begin Available data

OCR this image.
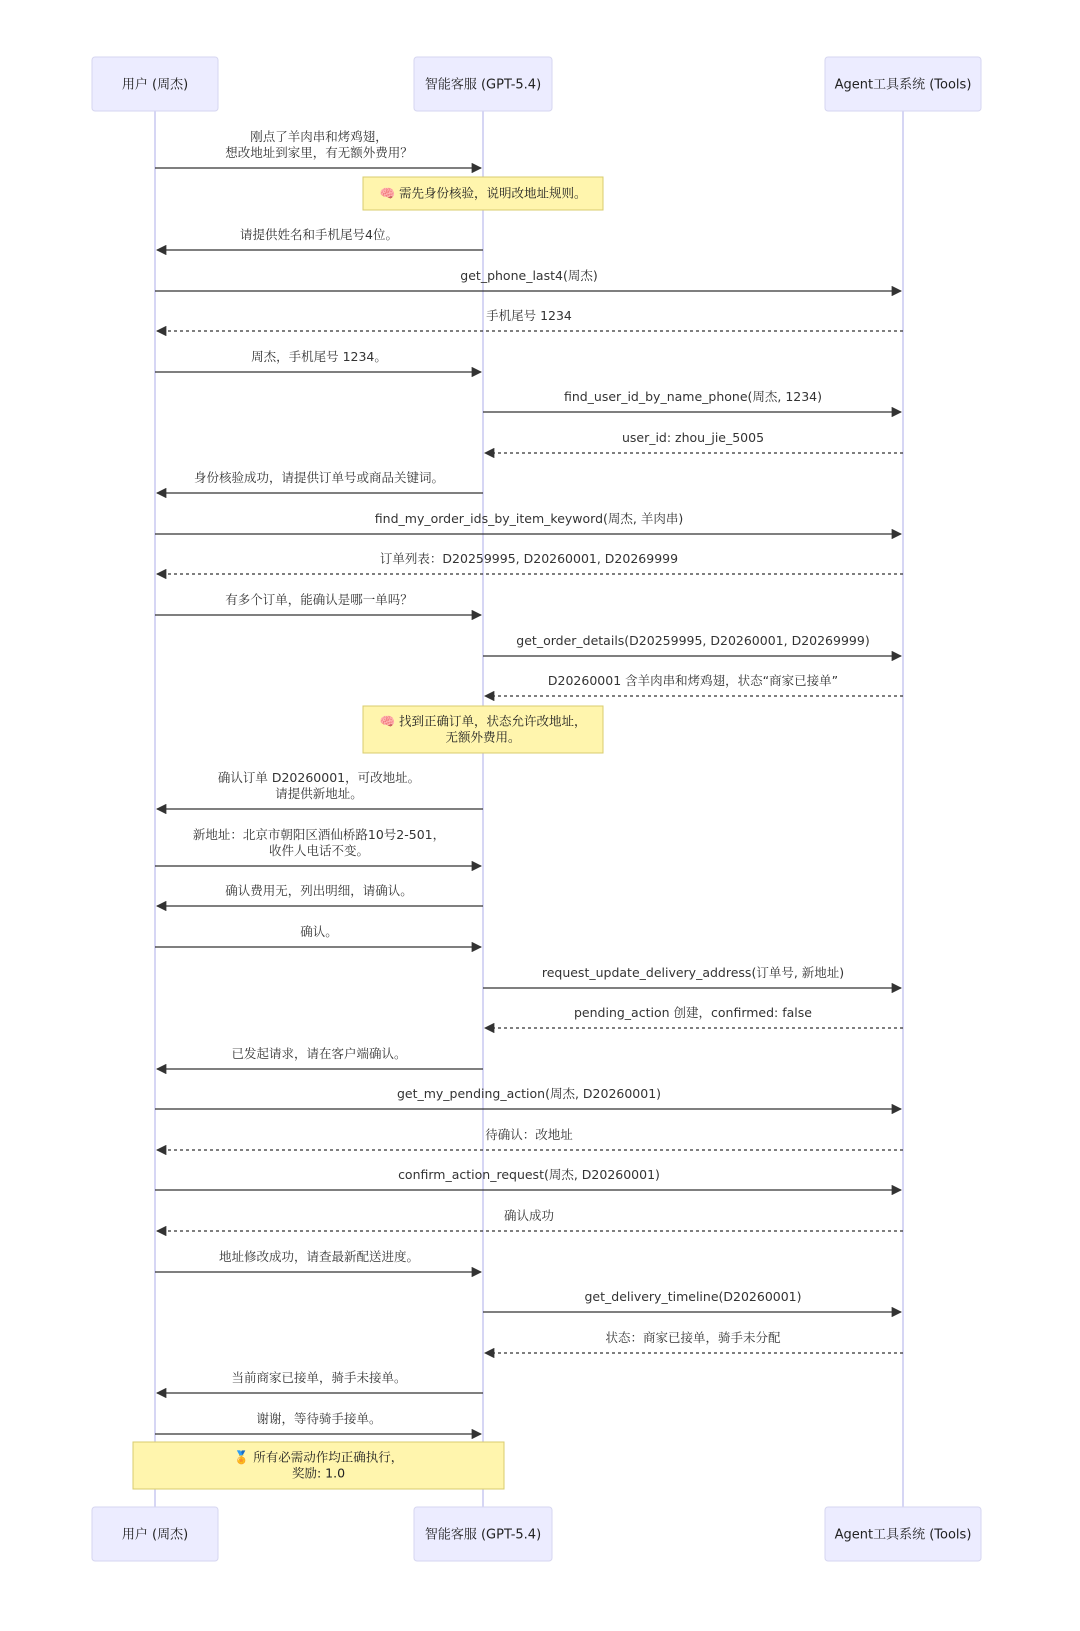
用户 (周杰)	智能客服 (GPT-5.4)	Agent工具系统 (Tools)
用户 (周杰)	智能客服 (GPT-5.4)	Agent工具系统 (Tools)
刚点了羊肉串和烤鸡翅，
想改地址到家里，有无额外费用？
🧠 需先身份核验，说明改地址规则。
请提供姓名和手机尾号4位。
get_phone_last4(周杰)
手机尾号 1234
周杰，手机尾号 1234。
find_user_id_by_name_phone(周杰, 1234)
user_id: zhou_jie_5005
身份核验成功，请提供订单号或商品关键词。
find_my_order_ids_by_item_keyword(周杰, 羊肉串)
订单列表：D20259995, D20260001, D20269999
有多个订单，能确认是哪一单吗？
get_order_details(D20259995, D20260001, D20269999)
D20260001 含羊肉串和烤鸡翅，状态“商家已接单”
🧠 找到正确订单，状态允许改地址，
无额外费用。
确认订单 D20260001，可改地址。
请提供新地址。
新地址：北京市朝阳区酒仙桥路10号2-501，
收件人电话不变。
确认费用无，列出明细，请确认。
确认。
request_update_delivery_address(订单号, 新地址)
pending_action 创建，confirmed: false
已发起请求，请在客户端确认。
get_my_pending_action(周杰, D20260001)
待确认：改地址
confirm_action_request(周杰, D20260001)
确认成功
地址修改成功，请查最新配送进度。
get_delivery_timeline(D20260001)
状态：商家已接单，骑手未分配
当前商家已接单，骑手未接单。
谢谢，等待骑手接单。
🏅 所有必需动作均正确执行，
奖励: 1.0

end Available data
begin Available data

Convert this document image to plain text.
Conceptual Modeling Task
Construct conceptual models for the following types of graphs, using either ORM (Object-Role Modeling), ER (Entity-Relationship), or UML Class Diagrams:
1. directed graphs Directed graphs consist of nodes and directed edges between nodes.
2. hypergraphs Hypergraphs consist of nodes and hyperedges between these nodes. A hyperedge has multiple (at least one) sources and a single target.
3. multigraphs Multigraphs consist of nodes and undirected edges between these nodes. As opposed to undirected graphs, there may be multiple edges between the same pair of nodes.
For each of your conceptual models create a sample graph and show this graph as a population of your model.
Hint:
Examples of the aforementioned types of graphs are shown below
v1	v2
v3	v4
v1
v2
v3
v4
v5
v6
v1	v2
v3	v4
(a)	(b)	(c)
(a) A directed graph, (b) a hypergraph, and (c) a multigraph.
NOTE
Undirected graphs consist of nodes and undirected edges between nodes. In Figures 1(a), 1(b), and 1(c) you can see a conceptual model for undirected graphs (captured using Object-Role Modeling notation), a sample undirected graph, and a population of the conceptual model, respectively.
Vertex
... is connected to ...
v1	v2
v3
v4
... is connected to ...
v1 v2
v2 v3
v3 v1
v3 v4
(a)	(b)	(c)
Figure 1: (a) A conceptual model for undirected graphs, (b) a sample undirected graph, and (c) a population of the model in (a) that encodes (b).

end Available data
begin Available data

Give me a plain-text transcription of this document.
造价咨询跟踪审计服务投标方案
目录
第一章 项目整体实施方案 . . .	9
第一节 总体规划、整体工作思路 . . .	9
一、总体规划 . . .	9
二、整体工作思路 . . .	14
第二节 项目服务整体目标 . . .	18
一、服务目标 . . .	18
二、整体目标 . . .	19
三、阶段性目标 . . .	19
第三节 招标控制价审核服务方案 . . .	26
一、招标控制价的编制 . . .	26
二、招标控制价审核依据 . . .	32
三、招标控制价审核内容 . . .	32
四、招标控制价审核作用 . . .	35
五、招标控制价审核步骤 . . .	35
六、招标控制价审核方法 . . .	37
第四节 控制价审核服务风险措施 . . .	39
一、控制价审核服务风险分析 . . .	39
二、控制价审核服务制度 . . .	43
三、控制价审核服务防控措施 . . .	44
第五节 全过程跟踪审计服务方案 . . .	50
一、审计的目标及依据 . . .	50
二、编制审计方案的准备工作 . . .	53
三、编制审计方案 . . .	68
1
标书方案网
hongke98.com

end Available data

__Goal__
Give only the number of lines in the material above where the string "Role" appears.

__Exercise solution__
2